= Data entries for graphics =
'''
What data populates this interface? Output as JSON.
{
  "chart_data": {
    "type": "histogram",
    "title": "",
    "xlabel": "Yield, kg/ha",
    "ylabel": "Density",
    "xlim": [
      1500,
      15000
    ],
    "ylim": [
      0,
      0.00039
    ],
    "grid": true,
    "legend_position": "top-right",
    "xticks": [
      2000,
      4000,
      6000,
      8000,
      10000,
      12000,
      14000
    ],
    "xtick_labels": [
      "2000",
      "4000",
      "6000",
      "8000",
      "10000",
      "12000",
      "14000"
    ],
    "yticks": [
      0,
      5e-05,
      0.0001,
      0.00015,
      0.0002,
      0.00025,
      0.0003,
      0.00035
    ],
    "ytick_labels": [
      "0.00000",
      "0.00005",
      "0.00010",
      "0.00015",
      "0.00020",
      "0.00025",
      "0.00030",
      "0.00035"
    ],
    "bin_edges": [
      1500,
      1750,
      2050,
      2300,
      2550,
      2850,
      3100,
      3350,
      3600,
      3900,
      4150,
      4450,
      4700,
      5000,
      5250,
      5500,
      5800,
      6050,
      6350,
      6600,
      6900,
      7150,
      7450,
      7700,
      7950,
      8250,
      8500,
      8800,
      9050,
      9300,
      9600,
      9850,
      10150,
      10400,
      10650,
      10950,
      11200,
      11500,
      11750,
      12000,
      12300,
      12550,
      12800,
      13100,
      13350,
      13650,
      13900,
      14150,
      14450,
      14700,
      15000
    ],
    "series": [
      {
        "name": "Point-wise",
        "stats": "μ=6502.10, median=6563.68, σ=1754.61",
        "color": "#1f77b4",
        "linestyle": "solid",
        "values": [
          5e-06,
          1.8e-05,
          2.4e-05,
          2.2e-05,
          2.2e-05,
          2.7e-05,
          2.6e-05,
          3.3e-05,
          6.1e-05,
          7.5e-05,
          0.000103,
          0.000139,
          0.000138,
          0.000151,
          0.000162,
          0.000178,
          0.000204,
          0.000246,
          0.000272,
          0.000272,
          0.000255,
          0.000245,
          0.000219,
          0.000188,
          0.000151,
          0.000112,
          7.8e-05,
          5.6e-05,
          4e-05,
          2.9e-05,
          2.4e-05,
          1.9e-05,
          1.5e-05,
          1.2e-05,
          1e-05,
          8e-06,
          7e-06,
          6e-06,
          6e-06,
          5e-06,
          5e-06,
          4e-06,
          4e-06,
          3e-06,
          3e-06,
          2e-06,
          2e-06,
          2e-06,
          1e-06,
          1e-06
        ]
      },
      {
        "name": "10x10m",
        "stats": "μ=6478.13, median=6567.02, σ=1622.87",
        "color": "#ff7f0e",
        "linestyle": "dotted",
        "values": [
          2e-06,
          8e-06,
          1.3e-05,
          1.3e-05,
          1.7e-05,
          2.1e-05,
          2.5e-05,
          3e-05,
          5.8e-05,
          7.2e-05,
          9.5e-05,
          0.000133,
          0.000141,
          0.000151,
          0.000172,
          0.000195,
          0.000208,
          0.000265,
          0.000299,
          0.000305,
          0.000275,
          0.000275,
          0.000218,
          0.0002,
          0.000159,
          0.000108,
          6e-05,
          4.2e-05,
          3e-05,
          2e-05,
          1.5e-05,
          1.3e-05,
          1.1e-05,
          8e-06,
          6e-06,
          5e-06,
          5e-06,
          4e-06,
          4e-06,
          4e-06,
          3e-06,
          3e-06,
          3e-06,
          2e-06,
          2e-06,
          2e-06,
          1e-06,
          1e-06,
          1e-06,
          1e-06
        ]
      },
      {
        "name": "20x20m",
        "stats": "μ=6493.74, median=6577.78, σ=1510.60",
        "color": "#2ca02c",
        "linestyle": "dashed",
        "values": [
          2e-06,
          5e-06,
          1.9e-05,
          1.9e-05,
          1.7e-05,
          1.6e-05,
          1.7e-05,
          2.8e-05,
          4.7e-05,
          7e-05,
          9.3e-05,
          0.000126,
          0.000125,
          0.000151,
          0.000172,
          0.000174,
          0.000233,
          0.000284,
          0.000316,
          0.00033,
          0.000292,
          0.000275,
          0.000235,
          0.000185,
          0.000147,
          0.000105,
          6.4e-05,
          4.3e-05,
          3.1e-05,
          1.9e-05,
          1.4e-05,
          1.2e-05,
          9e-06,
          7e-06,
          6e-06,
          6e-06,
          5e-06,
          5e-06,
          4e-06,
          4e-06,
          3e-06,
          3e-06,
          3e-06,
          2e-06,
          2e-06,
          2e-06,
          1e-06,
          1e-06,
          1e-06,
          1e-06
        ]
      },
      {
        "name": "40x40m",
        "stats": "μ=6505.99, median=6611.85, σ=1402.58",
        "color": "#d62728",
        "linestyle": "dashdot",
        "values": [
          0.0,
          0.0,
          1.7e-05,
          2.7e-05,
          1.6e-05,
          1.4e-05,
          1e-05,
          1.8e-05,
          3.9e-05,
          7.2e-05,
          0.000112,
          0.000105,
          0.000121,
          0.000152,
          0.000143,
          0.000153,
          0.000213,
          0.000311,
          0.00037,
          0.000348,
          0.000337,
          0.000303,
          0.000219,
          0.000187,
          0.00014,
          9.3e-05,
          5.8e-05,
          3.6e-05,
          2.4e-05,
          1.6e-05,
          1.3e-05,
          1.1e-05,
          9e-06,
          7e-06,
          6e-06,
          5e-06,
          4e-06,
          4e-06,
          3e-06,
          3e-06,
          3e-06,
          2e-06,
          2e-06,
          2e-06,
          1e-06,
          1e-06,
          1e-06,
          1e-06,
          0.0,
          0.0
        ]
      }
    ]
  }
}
'''
= What is needed =
For the entries shown above, give the number of lines that include the word "linestyle", without any other text.

= Task output =
4